------ Stored rows ------

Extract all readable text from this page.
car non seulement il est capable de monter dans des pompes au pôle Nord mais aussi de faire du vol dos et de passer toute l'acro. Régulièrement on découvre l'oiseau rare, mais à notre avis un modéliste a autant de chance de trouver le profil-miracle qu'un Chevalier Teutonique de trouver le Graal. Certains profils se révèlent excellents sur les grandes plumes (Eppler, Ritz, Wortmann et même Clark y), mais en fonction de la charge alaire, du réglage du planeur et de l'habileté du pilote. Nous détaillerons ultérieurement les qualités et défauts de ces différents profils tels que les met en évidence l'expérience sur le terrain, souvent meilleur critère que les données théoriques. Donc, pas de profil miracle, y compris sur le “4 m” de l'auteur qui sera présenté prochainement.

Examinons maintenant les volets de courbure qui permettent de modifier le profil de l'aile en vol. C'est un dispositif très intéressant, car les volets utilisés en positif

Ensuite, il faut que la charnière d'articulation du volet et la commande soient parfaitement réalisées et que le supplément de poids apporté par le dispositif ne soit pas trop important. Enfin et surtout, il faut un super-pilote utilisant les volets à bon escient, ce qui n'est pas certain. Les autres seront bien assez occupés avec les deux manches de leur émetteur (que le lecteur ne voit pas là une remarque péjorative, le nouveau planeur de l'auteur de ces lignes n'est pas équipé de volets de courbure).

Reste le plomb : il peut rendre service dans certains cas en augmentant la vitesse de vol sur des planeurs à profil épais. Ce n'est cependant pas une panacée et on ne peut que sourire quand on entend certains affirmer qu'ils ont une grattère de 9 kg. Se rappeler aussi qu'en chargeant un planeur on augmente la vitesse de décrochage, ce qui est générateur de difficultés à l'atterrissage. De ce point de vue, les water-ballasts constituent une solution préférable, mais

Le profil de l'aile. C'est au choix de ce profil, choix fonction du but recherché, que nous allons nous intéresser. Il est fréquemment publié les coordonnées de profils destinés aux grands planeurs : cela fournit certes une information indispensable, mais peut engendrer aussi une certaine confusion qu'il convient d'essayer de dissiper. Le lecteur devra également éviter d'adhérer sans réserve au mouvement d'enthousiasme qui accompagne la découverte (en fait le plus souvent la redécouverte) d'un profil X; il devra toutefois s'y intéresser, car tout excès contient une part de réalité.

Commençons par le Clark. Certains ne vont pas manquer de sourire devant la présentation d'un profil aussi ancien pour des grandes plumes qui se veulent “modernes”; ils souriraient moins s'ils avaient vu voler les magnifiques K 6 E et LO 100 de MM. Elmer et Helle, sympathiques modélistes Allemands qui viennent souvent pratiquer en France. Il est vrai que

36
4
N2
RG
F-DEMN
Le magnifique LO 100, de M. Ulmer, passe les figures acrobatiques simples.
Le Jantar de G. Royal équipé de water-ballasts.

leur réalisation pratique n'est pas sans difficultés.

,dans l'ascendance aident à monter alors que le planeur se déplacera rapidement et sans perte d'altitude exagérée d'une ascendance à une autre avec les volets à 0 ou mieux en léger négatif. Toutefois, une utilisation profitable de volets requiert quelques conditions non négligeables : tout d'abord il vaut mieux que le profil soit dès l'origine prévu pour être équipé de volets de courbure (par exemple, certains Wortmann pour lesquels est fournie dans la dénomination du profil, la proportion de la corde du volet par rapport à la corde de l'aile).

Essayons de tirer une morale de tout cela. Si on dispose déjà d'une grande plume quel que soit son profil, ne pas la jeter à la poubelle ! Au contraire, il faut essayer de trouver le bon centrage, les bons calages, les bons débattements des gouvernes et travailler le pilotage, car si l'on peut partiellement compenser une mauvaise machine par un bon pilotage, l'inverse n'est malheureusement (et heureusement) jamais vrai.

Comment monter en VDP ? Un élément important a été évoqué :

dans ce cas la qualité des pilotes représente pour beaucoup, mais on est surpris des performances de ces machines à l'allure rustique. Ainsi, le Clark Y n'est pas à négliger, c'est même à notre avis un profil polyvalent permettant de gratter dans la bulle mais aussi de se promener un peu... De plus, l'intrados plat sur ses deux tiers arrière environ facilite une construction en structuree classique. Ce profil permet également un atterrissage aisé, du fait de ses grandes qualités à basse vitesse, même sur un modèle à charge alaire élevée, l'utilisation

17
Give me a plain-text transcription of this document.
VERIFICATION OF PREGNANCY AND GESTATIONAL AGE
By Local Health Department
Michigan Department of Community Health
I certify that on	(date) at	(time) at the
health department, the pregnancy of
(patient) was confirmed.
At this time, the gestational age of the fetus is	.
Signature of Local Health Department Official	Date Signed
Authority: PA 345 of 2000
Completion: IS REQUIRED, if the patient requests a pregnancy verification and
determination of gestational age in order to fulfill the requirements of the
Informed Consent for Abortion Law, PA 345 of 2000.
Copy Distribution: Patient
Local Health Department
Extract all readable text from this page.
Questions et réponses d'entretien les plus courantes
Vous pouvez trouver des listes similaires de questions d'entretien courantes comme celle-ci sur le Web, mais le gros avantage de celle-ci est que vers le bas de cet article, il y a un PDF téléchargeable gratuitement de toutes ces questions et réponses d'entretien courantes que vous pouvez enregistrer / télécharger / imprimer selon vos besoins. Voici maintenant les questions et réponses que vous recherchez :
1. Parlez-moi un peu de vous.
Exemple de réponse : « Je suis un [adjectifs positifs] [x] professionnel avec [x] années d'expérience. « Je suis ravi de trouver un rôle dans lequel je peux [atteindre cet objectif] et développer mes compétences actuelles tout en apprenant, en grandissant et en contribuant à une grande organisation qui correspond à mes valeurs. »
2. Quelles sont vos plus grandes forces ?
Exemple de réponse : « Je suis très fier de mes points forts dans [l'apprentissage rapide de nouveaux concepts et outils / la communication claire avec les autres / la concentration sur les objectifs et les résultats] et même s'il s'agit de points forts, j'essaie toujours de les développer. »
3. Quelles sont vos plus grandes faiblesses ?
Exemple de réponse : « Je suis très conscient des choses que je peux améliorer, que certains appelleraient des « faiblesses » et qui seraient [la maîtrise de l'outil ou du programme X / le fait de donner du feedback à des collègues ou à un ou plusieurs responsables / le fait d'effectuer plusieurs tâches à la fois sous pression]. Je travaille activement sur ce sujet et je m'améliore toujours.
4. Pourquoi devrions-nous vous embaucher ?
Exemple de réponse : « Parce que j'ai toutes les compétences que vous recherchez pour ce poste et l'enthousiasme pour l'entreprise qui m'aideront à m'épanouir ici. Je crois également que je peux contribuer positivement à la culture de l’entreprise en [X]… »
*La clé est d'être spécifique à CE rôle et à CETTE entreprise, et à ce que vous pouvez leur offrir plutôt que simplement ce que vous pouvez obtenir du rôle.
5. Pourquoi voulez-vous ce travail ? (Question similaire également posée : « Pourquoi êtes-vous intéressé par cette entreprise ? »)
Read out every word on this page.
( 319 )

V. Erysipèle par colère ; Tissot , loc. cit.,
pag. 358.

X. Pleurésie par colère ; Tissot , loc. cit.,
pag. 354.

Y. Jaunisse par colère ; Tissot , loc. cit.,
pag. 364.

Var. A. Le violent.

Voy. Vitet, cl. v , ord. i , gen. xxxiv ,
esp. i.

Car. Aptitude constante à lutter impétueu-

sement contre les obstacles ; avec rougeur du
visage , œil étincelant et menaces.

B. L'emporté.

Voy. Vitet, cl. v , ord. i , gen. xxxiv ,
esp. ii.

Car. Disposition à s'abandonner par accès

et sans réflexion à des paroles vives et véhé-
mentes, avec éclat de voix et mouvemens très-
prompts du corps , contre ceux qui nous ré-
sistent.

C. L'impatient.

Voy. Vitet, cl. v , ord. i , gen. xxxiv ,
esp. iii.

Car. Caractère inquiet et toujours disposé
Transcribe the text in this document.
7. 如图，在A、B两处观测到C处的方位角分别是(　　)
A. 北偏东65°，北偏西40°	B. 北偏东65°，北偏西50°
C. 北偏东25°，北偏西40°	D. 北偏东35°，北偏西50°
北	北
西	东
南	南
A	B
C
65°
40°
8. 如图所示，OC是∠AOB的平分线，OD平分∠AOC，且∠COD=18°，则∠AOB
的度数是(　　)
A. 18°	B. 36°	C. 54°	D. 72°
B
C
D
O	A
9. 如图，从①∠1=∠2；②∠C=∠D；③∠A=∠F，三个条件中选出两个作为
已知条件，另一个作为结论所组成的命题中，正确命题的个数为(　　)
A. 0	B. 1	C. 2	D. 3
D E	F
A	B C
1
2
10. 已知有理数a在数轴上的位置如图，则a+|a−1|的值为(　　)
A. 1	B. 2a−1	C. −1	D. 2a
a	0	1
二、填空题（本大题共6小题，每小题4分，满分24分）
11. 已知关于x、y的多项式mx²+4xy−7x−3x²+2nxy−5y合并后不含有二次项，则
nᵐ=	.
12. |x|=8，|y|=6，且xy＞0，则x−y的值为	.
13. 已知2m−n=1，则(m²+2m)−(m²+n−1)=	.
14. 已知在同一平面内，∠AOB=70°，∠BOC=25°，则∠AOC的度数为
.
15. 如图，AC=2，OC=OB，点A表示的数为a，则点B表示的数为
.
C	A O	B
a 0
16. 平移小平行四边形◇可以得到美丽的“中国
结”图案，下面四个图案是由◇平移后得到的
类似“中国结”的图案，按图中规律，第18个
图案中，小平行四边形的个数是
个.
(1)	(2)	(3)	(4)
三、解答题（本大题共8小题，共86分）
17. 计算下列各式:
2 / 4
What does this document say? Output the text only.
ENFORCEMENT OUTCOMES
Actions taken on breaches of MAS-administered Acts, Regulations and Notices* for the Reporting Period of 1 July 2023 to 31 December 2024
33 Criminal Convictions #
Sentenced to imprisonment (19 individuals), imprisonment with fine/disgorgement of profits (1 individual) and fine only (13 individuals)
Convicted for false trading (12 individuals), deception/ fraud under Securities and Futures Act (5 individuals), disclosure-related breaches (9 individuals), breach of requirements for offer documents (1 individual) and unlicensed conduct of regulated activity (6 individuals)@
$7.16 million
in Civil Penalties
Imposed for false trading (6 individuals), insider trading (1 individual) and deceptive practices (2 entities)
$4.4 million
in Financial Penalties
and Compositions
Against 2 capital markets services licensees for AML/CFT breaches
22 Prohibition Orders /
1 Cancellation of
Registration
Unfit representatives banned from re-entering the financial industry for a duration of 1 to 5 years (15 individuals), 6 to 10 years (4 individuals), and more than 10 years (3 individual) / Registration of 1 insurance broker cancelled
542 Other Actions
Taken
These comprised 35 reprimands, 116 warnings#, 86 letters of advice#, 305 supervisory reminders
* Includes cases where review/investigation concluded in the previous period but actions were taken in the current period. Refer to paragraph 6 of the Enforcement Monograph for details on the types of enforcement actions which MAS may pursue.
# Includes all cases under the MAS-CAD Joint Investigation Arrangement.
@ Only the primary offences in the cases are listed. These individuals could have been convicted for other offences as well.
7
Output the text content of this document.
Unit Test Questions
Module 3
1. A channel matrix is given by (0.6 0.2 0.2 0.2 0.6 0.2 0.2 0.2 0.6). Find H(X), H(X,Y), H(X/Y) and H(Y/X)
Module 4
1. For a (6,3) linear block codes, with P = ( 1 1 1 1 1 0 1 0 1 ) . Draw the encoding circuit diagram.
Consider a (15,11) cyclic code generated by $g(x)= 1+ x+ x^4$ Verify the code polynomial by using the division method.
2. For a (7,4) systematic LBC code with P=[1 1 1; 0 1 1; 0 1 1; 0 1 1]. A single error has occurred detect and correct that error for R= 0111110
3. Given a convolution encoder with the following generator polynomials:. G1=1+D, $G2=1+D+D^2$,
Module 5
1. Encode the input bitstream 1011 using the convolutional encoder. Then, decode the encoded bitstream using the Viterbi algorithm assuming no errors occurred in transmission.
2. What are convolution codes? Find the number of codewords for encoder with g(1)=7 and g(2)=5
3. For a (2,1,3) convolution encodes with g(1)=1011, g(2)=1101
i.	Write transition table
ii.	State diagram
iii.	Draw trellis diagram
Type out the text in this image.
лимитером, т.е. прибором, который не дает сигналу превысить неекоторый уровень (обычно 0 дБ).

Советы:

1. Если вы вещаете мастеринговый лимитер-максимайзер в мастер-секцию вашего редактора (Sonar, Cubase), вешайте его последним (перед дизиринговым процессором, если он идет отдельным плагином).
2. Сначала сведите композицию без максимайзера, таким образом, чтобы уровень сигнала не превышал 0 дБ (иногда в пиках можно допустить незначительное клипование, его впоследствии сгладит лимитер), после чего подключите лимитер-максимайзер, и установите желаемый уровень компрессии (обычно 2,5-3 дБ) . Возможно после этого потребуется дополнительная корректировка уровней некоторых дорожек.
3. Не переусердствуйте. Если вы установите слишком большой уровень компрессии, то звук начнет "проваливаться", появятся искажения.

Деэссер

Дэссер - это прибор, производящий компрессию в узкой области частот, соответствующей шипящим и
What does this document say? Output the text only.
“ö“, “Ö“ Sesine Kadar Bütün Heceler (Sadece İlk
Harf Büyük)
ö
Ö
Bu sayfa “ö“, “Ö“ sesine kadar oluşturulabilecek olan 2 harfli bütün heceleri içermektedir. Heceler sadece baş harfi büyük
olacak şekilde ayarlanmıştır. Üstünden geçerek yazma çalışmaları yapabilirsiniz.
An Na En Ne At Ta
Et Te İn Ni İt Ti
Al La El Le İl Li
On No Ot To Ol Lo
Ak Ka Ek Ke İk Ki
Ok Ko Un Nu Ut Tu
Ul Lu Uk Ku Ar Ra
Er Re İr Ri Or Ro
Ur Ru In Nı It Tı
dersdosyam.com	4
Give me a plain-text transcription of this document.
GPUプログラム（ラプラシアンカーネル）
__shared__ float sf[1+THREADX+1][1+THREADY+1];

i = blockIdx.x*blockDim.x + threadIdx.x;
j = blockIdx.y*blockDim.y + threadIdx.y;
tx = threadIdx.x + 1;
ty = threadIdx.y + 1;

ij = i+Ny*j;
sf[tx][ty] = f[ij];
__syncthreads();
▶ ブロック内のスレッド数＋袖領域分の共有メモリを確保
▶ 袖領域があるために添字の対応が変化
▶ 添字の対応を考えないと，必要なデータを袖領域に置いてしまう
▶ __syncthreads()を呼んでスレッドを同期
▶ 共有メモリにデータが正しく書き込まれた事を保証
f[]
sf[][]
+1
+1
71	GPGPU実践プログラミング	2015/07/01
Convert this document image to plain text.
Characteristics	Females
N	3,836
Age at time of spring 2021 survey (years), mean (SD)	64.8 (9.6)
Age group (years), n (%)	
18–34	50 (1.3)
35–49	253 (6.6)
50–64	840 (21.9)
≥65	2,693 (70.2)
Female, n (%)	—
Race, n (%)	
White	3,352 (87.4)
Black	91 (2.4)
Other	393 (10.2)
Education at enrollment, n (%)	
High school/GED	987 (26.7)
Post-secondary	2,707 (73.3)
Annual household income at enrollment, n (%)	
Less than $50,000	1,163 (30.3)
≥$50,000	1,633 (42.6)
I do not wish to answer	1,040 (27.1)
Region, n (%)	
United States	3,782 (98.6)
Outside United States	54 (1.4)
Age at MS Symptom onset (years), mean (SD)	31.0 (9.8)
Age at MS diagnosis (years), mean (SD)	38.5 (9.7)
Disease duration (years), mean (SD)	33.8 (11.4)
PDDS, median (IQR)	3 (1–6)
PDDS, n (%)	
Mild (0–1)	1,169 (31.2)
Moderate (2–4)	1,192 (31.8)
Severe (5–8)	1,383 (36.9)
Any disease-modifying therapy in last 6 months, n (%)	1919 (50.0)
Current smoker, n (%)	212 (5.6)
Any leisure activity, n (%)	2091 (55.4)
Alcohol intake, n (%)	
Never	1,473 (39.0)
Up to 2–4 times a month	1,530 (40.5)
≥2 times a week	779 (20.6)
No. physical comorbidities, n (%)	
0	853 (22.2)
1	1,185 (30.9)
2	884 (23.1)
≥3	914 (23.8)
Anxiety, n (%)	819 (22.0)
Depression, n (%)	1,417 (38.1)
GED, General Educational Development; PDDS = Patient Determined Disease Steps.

------

**To do**: Extract from the data every line where "Registration" shows up.

**Solved problem**:
Registration
Unfit representatives banned from re-entering the financial industry for a duration of 1 to 5 years (15 individuals), 6 to 10 years (4 individuals), and more than 10 years (3 individual) / Registration of 1 insurance broker cancelled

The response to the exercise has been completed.